> **DIRECTIONS FOR THIS TASK**: The answer should be a single number: how many lines of the entries below hold the word "adalah".

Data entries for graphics

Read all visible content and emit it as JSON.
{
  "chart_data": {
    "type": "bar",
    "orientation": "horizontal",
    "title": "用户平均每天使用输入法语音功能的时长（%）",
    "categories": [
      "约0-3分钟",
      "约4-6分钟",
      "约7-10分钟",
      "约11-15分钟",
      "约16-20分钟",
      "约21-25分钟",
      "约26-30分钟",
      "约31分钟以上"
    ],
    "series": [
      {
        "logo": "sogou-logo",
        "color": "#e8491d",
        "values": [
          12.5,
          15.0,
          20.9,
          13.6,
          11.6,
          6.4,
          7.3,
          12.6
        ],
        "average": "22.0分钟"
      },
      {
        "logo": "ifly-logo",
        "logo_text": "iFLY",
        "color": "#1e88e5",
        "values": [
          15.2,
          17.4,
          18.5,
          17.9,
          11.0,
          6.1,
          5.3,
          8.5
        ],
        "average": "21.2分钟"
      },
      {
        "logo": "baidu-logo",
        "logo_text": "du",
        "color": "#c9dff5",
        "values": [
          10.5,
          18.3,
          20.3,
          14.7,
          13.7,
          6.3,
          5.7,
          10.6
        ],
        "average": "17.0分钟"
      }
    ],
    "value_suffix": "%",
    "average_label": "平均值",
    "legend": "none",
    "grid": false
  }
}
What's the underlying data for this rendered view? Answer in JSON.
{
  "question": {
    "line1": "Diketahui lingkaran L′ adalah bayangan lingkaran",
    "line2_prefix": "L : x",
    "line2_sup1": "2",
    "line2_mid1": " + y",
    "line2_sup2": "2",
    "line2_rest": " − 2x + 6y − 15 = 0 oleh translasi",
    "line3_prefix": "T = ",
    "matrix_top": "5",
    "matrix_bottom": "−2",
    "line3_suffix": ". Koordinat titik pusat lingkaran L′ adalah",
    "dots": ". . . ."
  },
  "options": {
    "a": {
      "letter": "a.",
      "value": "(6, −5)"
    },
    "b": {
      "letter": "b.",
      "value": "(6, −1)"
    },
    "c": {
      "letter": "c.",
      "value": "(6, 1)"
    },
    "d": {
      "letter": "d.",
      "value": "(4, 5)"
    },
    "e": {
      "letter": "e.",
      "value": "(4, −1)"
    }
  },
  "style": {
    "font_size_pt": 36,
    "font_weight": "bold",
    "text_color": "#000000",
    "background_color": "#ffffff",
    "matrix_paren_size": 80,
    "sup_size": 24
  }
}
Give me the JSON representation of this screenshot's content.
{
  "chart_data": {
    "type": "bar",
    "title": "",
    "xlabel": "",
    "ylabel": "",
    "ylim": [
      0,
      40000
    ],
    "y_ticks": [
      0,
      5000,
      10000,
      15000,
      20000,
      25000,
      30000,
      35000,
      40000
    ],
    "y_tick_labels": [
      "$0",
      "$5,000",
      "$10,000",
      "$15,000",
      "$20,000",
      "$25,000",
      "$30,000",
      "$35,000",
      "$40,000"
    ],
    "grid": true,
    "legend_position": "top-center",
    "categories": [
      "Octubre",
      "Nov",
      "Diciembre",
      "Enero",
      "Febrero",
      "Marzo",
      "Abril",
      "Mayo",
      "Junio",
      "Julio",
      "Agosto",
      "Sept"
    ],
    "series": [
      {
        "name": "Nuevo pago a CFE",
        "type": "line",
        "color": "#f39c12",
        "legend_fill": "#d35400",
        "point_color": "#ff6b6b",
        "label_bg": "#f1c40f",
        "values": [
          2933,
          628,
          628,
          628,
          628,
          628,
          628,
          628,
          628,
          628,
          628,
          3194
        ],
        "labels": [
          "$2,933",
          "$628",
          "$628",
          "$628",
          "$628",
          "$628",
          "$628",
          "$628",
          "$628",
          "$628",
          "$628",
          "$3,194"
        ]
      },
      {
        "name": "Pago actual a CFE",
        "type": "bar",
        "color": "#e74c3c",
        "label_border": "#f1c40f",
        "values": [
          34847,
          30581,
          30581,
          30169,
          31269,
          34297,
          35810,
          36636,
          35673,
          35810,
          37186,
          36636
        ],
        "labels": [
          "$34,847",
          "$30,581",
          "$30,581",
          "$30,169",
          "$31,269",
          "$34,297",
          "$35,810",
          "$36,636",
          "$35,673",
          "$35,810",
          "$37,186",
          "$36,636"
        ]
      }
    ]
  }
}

> **REPLY TO THE TASK**: 2